Copy everything in the data below exactly except the pictures.

*****

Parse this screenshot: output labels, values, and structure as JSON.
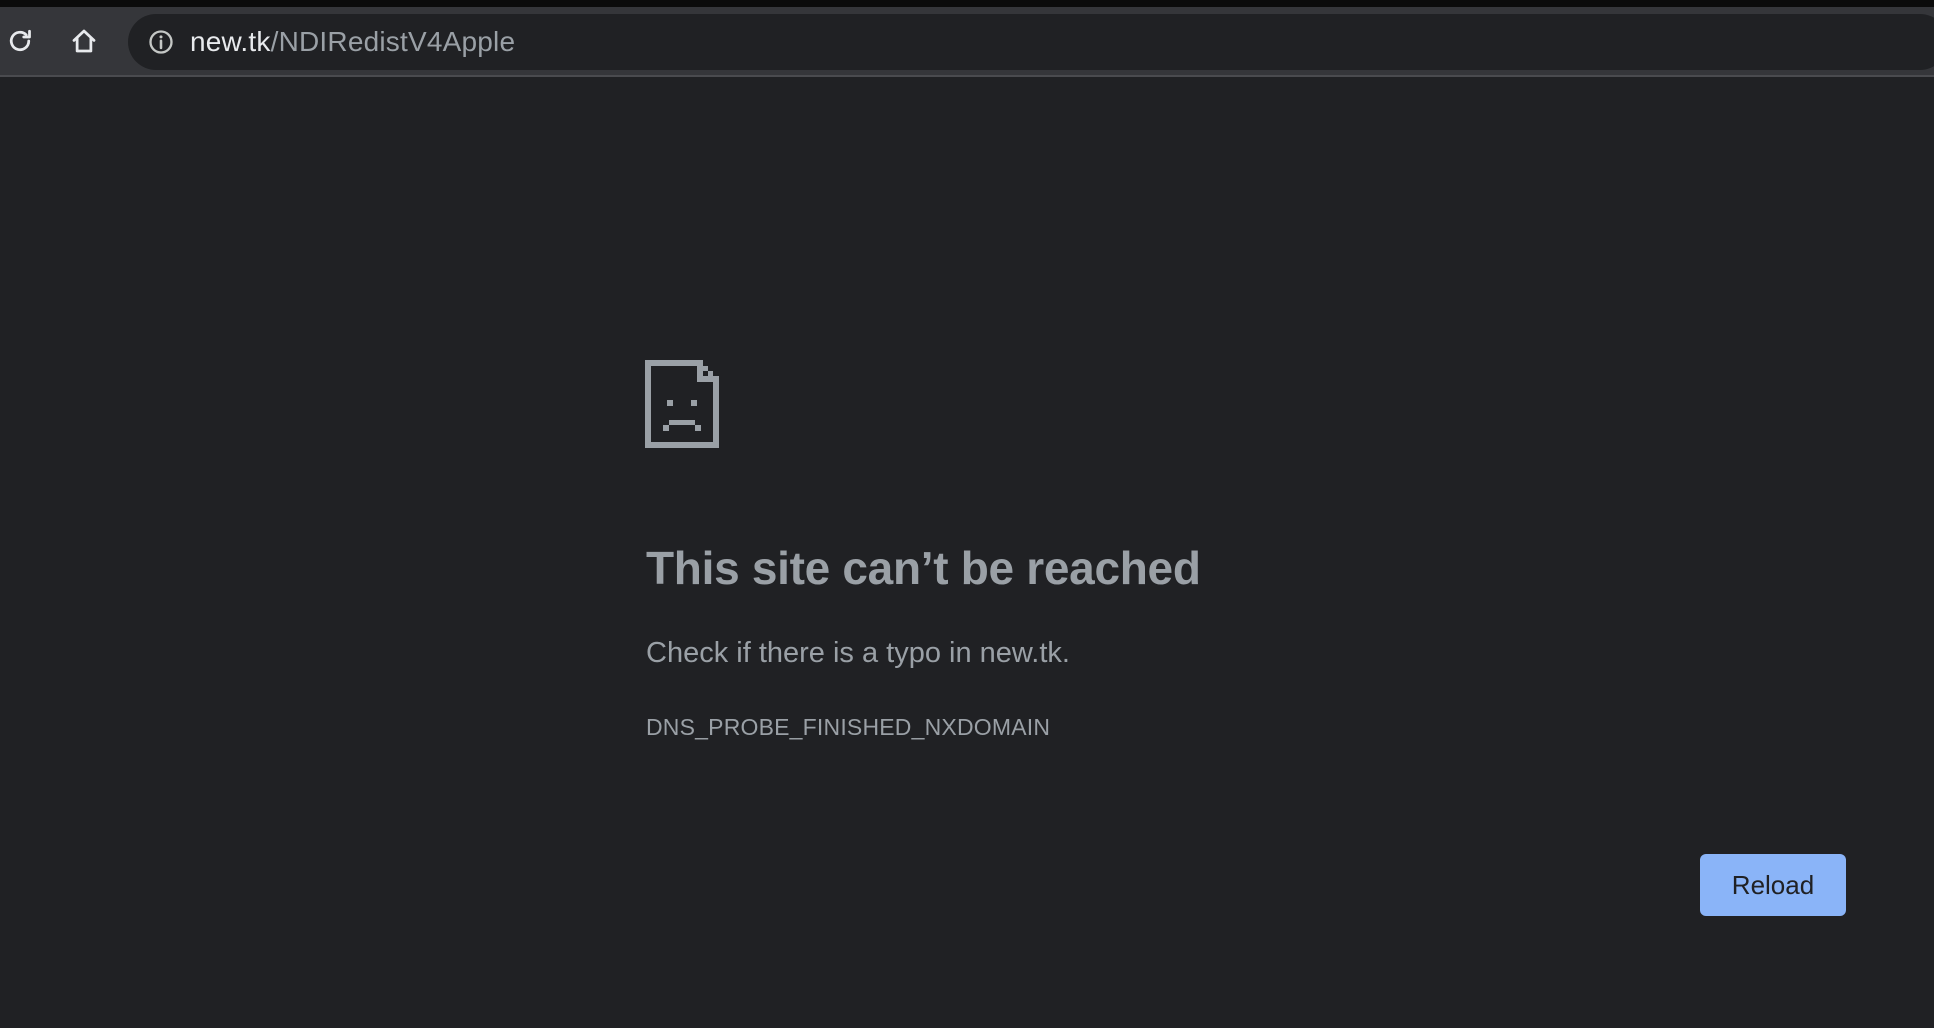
{
  "toolbar": {
    "reload_icon": "reload-icon",
    "home_icon": "home-icon",
    "site_info_icon": "info-icon",
    "url_host": "new.tk",
    "url_path": "/NDIRedistV4Apple"
  },
  "error_page": {
    "icon": "sad-document-icon",
    "headline": "This site can’t be reached",
    "suggestion": "Check if there is a typo in new.tk.",
    "error_code": "DNS_PROBE_FINISHED_NXDOMAIN",
    "reload_label": "Reload"
  },
  "colors": {
    "page_background": "#202124",
    "toolbar_background": "#35363a",
    "text_secondary": "#9aa0a6",
    "button_accent": "#8ab4f8"
  }
}
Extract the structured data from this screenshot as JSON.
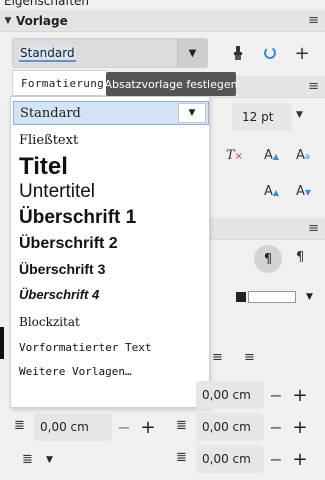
{
  "panel": {
    "title": "Eigenschaften"
  },
  "vorlage": {
    "section_label": "Vorlage",
    "combo_value": "Standard",
    "tooltip": "Absatzvorlage festlegen",
    "formatting_label": "Formatierung"
  },
  "dropdown": {
    "current_value": "Standard",
    "options": [
      "Fließtext",
      "Titel",
      "Untertitel",
      "Überschrift 1",
      "Überschrift 2",
      "Überschrift 3",
      "Überschrift 4",
      "Blockzitat",
      "Vorformatierter Text",
      "Weitere Vorlagen…"
    ]
  },
  "zeichen": {
    "font_size": "12 pt"
  },
  "spacing": {
    "above": "0,00 cm",
    "below": "0,00 cm",
    "indent_before": "0,00 cm",
    "indent_after": "0,00 cm",
    "first_line": "0,00 cm"
  }
}
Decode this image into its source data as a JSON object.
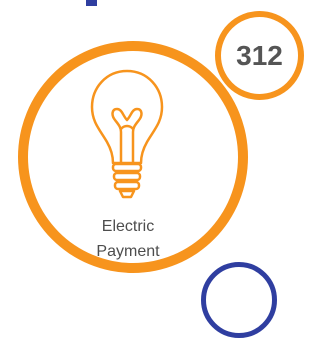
{
  "card": {
    "label_line1": "Electric",
    "label_line2": "Payment",
    "icon": "lightbulb-icon",
    "badge_value": "312"
  },
  "colors": {
    "accent": "#f7941d",
    "secondary": "#2f3ea0",
    "text": "#4d4d4d",
    "badge_text": "#555555"
  }
}
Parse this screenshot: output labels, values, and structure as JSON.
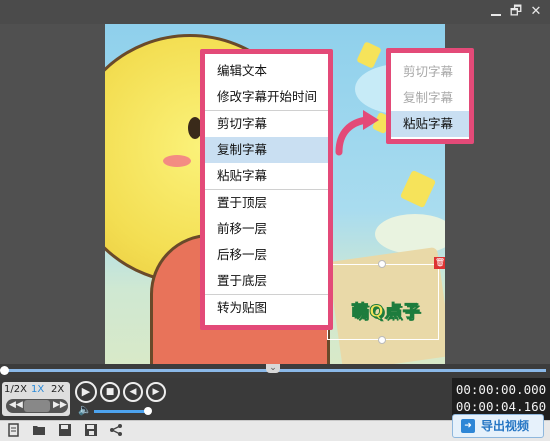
{
  "window": {
    "restore_glyph": "🗗",
    "close_glyph": "✕"
  },
  "video": {
    "overlay_text": "萌Q点子"
  },
  "context_menu": {
    "items": [
      "编辑文本",
      "修改字幕开始时间",
      "剪切字幕",
      "复制字幕",
      "粘贴字幕",
      "置于顶层",
      "前移一层",
      "后移一层",
      "置于底层",
      "转为贴图"
    ],
    "highlighted": "复制字幕"
  },
  "secondary_menu": {
    "items": [
      "剪切字幕",
      "复制字幕",
      "粘贴字幕"
    ],
    "disabled": [
      "剪切字幕",
      "复制字幕"
    ],
    "highlighted": "粘贴字幕"
  },
  "playback": {
    "speeds": [
      "1/2X",
      "1X",
      "2X"
    ],
    "selected_speed": "1X",
    "volume_level": 0.8,
    "current_time": "00:00:00.000",
    "total_time": "00:00:04.160"
  },
  "toolbar": {
    "icons": [
      "new-project-icon",
      "open-folder-icon",
      "save-icon",
      "save-as-icon",
      "share-icon"
    ],
    "export_label": "导出视频"
  },
  "colors": {
    "menu_border": "#e34a78",
    "highlight": "#c9dff2",
    "accent": "#2676c4"
  }
}
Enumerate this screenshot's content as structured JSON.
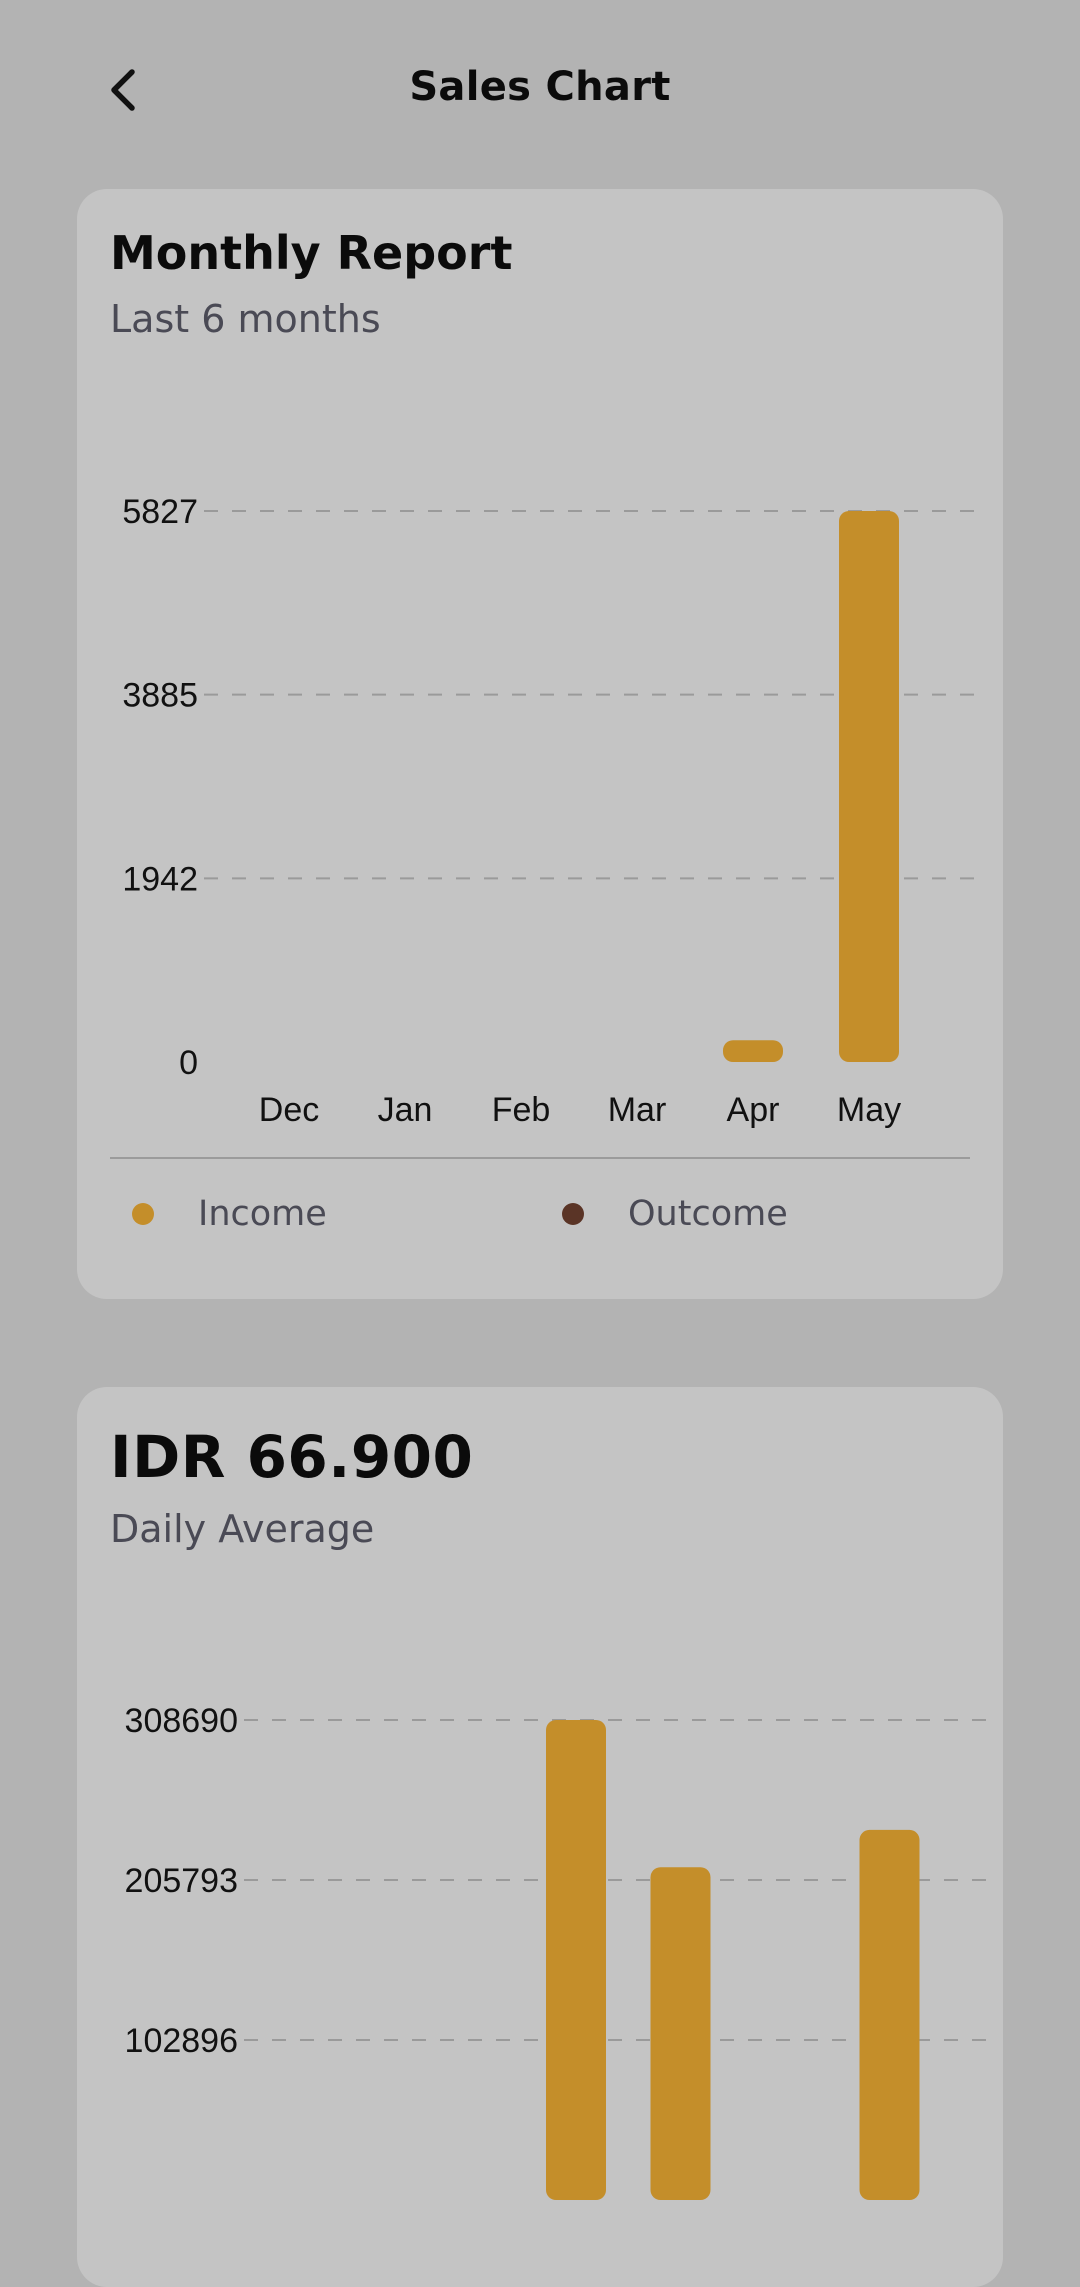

*****

Solution below:
Parse this screenshot: output labels, values, and structure as JSON.
{
  "toolbar": {
    "reload_icon": "reload-icon",
    "home_icon": "home-icon",
    "site_info_icon": "info-icon",
    "url_host": "new.tk",
    "url_path": "/NDIRedistV4Apple"
  },
  "error_page": {
    "icon": "sad-document-icon",
    "headline": "This site can’t be reached",
    "suggestion": "Check if there is a typo in new.tk.",
    "error_code": "DNS_PROBE_FINISHED_NXDOMAIN",
    "reload_label": "Reload"
  },
  "colors": {
    "page_background": "#202124",
    "toolbar_background": "#35363a",
    "text_secondary": "#9aa0a6",
    "button_accent": "#8ab4f8"
  }
}
Extract the structured data from this screenshot as JSON.
{
  "panel": {
    "title": "Eigenschaften"
  },
  "vorlage": {
    "section_label": "Vorlage",
    "combo_value": "Standard",
    "tooltip": "Absatzvorlage festlegen",
    "formatting_label": "Formatierung"
  },
  "dropdown": {
    "current_value": "Standard",
    "options": [
      "Fließtext",
      "Titel",
      "Untertitel",
      "Überschrift 1",
      "Überschrift 2",
      "Überschrift 3",
      "Überschrift 4",
      "Blockzitat",
      "Vorformatierter Text",
      "Weitere Vorlagen…"
    ]
  },
  "zeichen": {
    "font_size": "12 pt"
  },
  "spacing": {
    "above": "0,00 cm",
    "below": "0,00 cm",
    "indent_before": "0,00 cm",
    "indent_after": "0,00 cm",
    "first_line": "0,00 cm"
  }
}
Decode this image into its source data as a JSON object.
{
  "card": {
    "label_line1": "Electric",
    "label_line2": "Payment",
    "icon": "lightbulb-icon",
    "badge_value": "312"
  },
  "colors": {
    "accent": "#f7941d",
    "secondary": "#2f3ea0",
    "text": "#4d4d4d",
    "badge_text": "#555555"
  }
}
Parse this screenshot: output labels, values, and structure as JSON.
{
  "window": {
    "restore_glyph": "🗗",
    "close_glyph": "✕"
  },
  "video": {
    "overlay_text": "萌Q点子"
  },
  "context_menu": {
    "items": [
      "编辑文本",
      "修改字幕开始时间",
      "剪切字幕",
      "复制字幕",
      "粘贴字幕",
      "置于顶层",
      "前移一层",
      "后移一层",
      "置于底层",
      "转为贴图"
    ],
    "highlighted": "复制字幕"
  },
  "secondary_menu": {
    "items": [
      "剪切字幕",
      "复制字幕",
      "粘贴字幕"
    ],
    "disabled": [
      "剪切字幕",
      "复制字幕"
    ],
    "highlighted": "粘贴字幕"
  },
  "playback": {
    "speeds": [
      "1/2X",
      "1X",
      "2X"
    ],
    "selected_speed": "1X",
    "volume_level": 0.8,
    "current_time": "00:00:00.000",
    "total_time": "00:00:04.160"
  },
  "toolbar": {
    "icons": [
      "new-project-icon",
      "open-folder-icon",
      "save-icon",
      "save-as-icon",
      "share-icon"
    ],
    "export_label": "导出视频"
  },
  "colors": {
    "menu_border": "#e34a78",
    "highlight": "#c9dff2",
    "accent": "#2676c4"
  }
}
Enumerate this screenshot's content as structured JSON.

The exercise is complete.